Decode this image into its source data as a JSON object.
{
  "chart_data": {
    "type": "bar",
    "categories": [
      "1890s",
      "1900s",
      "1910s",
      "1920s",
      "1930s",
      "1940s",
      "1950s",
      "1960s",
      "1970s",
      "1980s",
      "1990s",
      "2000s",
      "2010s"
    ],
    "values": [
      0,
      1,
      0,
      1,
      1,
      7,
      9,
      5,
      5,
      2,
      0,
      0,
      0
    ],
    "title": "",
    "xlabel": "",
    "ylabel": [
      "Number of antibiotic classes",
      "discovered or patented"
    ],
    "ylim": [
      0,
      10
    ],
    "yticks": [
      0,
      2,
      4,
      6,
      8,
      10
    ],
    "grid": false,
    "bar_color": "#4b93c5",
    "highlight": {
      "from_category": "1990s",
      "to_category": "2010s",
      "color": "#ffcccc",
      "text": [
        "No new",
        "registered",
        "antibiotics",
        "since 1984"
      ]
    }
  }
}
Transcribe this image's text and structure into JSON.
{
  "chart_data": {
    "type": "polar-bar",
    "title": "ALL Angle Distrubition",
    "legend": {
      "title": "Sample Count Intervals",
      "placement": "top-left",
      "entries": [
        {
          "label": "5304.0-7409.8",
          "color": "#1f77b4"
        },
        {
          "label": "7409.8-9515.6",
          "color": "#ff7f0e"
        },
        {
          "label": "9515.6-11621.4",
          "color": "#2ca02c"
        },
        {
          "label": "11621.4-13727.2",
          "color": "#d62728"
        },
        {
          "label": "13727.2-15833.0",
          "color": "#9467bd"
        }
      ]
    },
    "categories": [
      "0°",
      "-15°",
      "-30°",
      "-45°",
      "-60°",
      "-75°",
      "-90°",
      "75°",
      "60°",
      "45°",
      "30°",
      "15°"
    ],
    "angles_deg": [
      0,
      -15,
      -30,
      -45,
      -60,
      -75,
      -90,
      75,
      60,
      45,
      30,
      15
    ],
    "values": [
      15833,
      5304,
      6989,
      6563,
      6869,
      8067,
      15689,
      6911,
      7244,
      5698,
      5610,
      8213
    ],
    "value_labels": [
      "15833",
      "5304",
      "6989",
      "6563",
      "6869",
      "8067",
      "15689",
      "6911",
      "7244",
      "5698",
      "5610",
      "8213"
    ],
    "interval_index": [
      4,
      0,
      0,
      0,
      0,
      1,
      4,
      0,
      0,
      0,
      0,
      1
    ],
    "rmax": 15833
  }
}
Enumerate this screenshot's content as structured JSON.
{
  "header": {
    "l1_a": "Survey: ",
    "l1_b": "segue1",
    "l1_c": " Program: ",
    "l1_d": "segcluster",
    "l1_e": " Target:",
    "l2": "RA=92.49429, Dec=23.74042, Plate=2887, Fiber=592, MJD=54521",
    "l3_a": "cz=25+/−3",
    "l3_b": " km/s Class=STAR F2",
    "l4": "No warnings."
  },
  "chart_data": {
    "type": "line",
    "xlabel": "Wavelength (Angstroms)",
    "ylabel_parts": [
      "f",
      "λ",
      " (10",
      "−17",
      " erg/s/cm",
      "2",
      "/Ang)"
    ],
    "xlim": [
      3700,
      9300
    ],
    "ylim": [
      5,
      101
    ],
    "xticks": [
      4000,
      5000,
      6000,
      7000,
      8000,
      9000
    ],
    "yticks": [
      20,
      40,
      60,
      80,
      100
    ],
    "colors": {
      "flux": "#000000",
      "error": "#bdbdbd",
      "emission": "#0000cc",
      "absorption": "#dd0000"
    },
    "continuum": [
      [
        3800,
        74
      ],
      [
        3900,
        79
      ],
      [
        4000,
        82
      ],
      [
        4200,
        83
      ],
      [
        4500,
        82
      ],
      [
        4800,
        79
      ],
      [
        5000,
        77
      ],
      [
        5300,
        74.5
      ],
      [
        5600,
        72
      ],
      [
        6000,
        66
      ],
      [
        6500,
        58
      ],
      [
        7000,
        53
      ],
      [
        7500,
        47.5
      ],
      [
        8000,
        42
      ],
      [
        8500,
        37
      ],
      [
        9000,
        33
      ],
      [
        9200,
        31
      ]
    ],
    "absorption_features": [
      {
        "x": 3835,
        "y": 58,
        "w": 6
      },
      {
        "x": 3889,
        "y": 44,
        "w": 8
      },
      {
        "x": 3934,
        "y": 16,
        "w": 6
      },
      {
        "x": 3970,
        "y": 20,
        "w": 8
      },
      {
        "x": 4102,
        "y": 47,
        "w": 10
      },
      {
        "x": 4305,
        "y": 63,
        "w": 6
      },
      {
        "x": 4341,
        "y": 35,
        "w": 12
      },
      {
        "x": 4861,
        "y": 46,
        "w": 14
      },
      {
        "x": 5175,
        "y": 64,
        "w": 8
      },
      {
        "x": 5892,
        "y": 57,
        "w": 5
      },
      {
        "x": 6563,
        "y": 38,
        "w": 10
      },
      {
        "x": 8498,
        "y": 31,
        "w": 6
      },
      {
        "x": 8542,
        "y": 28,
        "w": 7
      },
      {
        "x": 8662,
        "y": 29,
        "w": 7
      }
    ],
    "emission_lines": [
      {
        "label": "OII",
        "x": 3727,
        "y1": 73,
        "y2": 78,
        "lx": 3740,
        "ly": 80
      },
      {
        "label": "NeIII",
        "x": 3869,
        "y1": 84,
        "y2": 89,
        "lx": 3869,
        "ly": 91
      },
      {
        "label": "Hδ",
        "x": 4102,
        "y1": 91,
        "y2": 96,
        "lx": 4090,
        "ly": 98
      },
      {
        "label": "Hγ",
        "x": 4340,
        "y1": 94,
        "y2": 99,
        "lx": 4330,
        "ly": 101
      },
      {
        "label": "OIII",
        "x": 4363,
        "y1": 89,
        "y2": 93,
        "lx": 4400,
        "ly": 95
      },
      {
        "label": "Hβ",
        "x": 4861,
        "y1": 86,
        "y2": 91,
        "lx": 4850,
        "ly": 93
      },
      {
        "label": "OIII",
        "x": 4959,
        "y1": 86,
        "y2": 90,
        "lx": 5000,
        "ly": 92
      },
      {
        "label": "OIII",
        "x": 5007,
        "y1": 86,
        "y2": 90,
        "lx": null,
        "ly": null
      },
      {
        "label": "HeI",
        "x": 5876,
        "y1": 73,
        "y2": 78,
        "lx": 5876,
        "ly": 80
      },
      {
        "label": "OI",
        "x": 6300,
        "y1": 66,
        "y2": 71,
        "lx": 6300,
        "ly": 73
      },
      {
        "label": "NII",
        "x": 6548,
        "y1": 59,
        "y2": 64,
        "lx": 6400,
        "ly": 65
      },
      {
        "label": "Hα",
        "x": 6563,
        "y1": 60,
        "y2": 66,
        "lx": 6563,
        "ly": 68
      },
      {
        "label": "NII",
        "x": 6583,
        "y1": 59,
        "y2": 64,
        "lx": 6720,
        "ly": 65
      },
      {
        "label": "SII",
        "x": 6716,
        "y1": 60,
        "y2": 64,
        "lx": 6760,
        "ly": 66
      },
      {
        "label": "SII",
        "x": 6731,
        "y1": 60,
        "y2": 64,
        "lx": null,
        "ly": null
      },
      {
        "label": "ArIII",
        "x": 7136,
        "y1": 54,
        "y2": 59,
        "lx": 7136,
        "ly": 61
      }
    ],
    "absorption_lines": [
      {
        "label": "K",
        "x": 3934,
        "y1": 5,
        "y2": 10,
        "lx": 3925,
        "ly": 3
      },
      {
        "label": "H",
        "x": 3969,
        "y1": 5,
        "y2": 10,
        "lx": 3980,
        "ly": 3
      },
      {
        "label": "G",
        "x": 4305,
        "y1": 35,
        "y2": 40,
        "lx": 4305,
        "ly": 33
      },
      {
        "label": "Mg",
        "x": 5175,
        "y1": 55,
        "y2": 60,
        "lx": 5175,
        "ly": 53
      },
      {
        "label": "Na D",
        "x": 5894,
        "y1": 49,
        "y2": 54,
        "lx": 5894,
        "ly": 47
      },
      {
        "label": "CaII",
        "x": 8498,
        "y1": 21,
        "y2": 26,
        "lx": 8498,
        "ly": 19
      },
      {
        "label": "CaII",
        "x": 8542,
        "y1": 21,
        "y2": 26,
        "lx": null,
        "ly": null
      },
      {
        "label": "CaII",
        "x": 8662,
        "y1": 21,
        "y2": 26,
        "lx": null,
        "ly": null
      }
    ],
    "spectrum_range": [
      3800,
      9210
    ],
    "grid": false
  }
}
□ □ □ □
*PROBLEM:* Which lines hold the string "JSON"? List them all.

*WRITTEN RESPONSE:*
Decode this image into its source data as a JSON object.
Transcribe this image's text and structure into JSON.
Enumerate this screenshot's content as structured JSON.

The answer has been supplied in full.